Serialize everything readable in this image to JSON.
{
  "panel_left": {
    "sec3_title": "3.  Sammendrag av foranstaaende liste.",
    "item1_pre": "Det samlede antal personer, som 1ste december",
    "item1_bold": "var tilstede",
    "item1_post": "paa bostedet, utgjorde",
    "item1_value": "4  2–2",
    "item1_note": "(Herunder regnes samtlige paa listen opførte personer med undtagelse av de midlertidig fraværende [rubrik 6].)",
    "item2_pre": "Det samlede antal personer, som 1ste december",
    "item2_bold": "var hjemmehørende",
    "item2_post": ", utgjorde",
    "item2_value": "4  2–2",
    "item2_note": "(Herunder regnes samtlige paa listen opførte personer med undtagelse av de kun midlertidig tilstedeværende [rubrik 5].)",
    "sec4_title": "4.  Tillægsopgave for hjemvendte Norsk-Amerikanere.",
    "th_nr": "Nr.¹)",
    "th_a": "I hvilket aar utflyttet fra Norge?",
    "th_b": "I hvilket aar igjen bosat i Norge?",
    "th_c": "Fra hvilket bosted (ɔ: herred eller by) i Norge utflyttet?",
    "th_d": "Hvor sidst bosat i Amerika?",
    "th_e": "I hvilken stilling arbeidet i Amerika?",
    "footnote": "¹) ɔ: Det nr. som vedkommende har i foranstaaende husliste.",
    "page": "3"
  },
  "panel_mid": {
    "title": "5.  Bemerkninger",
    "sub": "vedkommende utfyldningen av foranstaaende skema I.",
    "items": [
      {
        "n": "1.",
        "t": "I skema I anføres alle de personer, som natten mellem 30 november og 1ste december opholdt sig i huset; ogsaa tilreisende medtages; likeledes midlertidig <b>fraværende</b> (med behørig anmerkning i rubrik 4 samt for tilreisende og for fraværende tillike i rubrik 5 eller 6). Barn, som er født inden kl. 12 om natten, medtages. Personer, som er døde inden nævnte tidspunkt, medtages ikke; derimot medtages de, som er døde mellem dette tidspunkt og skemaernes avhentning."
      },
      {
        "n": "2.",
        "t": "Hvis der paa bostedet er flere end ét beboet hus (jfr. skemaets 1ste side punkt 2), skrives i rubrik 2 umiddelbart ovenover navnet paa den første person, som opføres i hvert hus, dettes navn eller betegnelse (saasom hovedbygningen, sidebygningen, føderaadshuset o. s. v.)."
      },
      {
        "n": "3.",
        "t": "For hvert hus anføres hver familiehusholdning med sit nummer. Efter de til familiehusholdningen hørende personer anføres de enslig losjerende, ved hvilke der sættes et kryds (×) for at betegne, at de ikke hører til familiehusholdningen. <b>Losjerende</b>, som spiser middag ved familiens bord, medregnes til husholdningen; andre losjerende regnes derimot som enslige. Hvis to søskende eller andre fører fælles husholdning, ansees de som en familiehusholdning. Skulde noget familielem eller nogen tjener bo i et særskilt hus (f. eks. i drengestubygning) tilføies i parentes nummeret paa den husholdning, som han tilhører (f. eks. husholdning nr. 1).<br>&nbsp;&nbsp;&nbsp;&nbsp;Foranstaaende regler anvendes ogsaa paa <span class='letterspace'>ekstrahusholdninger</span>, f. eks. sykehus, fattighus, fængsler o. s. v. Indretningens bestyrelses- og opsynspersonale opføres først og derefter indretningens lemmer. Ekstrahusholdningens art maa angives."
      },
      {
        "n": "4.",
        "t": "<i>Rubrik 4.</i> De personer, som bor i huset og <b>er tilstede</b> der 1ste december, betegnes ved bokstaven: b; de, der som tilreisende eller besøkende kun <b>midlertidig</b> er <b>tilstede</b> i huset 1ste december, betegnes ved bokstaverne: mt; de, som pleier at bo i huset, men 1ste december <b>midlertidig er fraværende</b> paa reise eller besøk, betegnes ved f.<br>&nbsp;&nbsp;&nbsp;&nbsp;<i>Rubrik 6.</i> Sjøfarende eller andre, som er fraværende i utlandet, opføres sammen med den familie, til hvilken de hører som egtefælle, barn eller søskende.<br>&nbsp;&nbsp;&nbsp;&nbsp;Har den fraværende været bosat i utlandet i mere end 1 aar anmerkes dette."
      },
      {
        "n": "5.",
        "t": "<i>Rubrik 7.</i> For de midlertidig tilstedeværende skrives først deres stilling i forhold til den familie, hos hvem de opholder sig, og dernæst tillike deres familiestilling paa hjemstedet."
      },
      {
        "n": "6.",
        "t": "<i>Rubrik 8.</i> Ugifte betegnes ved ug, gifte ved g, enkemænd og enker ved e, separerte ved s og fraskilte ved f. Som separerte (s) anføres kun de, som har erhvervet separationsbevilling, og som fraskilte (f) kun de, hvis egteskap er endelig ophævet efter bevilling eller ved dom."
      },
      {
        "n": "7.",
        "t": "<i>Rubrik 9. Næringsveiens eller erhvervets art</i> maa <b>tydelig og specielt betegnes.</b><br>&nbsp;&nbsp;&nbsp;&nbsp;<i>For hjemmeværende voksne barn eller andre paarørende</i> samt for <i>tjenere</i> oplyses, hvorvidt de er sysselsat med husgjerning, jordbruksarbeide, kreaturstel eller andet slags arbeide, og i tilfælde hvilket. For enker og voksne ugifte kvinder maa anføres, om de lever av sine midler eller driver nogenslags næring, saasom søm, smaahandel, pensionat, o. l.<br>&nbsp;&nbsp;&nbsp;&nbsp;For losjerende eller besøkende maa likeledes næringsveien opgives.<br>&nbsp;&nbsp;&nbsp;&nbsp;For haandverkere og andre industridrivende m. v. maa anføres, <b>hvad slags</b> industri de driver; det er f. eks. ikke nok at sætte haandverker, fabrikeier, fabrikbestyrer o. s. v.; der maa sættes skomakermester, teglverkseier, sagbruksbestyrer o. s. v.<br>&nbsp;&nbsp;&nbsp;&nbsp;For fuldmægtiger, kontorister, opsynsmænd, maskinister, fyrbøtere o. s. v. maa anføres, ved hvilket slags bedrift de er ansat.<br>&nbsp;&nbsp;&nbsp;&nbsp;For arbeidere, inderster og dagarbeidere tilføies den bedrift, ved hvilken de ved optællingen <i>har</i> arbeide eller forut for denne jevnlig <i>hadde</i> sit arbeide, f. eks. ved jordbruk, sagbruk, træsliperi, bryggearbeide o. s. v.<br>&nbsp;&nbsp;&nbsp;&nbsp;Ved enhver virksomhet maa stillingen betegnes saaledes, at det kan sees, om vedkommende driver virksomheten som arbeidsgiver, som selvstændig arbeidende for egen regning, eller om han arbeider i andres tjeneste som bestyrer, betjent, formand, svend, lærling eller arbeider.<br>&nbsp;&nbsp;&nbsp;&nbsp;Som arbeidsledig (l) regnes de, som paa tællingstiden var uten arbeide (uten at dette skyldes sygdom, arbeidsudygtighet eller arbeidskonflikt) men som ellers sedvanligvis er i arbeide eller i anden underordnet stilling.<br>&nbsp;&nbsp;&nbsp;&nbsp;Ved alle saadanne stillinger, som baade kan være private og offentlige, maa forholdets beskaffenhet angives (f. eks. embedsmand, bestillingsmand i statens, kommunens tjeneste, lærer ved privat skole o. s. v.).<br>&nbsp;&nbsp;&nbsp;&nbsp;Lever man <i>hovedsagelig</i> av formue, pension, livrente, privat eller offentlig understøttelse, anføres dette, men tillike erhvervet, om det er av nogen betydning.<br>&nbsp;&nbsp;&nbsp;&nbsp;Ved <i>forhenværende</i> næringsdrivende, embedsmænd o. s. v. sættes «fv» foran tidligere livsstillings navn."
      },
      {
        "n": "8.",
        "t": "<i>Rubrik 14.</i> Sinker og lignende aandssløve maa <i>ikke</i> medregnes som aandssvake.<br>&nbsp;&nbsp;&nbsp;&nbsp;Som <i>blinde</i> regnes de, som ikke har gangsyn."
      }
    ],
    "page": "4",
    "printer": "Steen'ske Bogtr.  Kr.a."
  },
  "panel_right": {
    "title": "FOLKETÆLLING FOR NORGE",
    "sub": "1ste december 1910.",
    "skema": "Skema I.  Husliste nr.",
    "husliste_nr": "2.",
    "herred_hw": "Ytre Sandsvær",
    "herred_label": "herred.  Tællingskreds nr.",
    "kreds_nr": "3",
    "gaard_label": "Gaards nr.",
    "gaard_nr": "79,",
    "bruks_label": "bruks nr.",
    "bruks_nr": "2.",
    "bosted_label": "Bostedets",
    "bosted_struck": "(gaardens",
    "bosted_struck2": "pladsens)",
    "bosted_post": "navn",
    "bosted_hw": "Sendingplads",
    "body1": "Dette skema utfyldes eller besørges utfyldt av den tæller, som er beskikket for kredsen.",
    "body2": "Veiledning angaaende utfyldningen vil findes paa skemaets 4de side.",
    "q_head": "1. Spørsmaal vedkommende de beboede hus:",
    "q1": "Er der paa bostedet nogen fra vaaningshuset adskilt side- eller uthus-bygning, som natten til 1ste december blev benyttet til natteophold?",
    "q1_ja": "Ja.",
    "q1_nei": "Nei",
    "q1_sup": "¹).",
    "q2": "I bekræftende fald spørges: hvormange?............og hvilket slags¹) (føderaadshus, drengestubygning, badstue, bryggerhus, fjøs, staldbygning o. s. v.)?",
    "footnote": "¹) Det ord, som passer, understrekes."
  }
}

================================

**SHORT PROBLEM**
Pick out every line above that holds the word "footnote" and copy it.

**EXERCISE SOLUTION**
    "footnote": "¹) ɔ: Det nr. som vedkommende har i foranstaaende husliste.",
    "footnote": "¹) Det ord, som passer, understrekes."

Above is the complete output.